EXERCISE OBJECTIVE:
Collect every line that includes the string "data".

ENTRIES:

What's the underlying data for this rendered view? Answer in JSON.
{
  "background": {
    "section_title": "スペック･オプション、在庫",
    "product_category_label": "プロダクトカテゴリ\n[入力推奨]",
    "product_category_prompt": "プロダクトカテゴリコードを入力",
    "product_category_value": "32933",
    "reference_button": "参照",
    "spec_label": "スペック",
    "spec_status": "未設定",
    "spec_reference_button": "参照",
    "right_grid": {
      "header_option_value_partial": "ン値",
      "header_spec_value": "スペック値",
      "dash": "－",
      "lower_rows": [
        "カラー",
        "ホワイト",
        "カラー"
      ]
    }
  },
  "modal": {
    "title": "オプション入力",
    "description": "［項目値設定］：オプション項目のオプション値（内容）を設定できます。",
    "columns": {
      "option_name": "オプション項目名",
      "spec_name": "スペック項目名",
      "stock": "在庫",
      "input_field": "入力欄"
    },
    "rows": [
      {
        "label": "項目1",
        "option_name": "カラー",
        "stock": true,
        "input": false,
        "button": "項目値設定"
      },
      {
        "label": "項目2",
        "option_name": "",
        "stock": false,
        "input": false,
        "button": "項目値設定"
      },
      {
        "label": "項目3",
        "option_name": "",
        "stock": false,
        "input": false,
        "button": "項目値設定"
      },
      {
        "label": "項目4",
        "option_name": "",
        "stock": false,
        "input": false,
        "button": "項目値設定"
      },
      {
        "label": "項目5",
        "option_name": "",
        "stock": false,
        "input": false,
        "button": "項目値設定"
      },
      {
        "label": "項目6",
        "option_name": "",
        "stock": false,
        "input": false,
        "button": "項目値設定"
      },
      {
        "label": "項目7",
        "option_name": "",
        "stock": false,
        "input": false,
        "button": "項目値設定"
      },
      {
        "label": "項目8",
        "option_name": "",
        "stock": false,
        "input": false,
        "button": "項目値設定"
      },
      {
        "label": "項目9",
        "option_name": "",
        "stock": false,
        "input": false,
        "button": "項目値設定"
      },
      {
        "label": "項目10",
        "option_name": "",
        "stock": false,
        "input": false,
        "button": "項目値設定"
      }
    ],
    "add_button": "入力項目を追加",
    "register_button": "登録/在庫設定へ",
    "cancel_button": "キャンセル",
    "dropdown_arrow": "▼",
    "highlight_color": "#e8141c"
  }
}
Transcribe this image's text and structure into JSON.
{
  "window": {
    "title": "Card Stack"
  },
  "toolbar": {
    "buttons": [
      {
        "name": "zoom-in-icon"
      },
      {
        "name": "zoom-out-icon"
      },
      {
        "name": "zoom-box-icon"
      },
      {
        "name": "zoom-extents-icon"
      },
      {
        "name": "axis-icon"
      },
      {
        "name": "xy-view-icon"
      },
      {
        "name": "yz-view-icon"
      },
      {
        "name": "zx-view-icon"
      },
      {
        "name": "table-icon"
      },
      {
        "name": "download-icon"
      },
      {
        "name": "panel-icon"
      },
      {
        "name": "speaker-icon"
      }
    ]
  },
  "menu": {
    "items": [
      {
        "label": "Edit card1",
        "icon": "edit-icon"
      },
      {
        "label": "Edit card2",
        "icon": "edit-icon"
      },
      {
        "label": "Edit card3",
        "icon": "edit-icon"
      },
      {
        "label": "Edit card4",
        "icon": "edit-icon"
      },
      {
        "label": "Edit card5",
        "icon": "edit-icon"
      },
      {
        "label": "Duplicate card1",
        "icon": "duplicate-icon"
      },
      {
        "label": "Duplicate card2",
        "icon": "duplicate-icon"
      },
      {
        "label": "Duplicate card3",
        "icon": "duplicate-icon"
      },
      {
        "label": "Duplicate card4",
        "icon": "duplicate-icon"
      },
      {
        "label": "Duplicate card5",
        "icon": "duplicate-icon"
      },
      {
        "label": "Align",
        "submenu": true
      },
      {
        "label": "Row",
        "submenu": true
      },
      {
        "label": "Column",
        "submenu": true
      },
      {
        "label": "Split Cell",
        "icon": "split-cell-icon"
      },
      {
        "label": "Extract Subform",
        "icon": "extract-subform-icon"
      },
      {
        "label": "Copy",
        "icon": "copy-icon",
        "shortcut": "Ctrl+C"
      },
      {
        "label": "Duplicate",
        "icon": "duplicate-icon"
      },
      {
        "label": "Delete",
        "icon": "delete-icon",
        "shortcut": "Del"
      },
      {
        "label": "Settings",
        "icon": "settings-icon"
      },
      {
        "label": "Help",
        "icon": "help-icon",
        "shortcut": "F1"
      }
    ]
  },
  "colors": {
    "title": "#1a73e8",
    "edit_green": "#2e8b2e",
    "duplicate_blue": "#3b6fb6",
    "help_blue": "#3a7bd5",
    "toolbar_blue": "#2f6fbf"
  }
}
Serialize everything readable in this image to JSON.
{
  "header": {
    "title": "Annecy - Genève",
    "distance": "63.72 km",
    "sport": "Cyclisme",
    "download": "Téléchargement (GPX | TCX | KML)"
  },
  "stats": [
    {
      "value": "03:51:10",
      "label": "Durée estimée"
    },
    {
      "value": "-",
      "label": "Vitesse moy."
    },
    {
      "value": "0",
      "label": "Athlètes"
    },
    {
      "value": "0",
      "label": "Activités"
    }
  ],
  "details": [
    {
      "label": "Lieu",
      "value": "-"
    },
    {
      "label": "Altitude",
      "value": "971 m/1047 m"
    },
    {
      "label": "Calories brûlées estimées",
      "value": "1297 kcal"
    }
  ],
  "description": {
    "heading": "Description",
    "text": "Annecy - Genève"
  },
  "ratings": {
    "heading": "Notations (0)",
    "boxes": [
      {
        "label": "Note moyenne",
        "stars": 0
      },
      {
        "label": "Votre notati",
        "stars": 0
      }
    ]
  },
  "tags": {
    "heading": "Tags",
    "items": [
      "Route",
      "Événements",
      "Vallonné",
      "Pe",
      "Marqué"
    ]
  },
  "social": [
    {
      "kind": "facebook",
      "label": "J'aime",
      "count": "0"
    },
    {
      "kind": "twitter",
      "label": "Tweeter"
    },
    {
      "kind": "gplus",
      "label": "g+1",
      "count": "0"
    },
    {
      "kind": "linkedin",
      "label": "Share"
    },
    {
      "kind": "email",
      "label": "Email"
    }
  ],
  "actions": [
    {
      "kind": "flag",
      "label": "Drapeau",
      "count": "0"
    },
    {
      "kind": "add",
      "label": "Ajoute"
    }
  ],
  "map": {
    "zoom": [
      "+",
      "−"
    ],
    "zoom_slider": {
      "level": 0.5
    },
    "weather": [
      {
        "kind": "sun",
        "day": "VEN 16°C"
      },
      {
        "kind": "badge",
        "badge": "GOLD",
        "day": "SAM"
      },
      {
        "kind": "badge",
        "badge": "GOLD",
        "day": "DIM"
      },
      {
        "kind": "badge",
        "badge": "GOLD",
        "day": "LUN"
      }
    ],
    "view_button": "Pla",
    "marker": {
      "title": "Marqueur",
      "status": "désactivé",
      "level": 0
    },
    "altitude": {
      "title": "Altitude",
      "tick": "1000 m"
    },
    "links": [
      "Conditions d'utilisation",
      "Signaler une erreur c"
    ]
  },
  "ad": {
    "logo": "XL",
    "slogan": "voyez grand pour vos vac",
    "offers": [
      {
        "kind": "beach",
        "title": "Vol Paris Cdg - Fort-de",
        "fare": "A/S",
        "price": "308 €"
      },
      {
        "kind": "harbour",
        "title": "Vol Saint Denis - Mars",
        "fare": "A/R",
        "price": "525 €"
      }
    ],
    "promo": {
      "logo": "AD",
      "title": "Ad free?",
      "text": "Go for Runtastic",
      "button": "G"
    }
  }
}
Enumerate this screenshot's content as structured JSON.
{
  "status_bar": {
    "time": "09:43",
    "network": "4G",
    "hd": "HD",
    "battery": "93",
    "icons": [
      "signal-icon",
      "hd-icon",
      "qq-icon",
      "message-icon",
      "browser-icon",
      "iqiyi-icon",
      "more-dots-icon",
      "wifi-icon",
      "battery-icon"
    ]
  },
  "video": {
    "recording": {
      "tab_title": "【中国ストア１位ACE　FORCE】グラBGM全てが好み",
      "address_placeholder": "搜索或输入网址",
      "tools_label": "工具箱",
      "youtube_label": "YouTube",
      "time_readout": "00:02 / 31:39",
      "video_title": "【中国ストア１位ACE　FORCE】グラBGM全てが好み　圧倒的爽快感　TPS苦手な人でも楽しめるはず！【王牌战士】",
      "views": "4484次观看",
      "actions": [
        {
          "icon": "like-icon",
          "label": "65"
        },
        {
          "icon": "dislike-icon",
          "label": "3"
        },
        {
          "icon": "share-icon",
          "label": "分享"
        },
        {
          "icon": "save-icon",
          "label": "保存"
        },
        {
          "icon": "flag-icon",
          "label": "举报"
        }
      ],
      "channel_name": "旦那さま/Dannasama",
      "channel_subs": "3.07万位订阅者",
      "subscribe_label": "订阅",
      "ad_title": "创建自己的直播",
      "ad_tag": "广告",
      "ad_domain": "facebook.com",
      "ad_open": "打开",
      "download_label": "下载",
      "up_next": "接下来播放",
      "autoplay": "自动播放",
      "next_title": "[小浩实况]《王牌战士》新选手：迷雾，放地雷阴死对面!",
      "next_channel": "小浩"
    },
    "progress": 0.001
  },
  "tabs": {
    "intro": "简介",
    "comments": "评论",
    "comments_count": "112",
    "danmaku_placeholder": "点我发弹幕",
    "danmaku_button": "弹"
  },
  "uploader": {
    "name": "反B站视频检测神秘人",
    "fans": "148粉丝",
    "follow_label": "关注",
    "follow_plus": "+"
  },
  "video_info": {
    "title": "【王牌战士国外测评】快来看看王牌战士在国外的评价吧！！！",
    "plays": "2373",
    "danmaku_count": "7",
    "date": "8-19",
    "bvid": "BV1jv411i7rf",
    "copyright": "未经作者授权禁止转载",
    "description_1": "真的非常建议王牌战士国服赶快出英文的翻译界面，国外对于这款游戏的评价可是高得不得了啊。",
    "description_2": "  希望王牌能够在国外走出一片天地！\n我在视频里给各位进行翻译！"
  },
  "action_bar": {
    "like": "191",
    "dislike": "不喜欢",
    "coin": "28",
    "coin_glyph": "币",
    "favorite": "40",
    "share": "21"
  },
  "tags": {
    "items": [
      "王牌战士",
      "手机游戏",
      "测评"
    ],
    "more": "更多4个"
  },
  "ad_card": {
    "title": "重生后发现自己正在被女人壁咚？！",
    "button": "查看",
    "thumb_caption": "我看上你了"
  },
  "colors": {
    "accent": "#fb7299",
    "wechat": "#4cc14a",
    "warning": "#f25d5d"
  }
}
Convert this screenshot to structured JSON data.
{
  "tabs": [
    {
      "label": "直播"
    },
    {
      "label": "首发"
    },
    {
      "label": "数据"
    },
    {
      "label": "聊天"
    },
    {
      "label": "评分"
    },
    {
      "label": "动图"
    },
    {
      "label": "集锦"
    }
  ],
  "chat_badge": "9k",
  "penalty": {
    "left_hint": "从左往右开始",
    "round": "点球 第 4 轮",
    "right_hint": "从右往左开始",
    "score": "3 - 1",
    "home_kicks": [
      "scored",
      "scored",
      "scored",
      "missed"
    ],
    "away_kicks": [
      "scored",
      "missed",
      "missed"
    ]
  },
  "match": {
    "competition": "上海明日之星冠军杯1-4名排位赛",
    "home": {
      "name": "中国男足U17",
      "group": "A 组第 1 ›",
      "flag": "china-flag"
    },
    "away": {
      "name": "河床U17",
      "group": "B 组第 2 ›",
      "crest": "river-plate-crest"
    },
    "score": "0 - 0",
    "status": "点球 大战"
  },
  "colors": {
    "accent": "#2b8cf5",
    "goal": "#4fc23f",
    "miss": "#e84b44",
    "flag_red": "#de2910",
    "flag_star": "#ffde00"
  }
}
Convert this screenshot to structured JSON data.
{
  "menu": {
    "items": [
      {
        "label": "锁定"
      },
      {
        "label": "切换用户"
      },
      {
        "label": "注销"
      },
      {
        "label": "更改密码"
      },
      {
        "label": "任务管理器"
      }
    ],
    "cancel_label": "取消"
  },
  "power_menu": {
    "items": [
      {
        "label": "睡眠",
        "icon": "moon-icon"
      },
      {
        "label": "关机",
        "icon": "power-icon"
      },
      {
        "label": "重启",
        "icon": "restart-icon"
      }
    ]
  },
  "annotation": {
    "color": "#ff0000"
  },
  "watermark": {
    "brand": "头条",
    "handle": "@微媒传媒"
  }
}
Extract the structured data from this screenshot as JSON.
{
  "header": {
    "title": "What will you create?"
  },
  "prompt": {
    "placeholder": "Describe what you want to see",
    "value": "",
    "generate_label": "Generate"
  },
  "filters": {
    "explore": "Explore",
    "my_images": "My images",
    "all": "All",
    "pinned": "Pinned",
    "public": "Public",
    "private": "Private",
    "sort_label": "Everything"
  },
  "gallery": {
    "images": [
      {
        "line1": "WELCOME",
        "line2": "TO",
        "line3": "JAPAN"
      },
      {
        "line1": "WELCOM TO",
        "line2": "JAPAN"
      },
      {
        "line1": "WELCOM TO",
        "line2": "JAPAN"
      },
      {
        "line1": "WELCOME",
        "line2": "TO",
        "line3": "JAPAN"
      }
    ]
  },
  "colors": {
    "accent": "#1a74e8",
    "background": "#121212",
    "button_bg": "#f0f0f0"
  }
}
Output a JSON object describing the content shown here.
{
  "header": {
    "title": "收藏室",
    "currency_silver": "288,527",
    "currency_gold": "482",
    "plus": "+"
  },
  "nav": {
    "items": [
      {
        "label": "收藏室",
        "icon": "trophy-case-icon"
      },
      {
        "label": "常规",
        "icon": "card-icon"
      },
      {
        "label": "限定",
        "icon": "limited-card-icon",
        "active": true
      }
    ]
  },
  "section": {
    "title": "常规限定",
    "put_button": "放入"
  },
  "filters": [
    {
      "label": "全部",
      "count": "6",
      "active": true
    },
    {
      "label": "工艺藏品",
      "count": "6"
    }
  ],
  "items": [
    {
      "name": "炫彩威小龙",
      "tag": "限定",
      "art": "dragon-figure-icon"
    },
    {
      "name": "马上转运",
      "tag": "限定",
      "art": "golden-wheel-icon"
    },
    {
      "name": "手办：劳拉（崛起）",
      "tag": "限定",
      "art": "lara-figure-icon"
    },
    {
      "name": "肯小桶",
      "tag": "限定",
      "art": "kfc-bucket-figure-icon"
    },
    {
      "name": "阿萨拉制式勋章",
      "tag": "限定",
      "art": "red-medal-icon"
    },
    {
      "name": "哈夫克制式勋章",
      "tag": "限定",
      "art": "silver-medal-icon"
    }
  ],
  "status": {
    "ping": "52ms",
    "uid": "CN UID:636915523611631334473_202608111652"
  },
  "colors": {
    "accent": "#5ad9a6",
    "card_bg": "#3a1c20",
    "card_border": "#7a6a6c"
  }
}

FULL SOLUTION:
What's the underlying data for this rendered view? Answer in JSON.
Convert this screenshot to structured JSON data.
Convert this screenshot to structured JSON data.
Extract the structured data from this screenshot as JSON.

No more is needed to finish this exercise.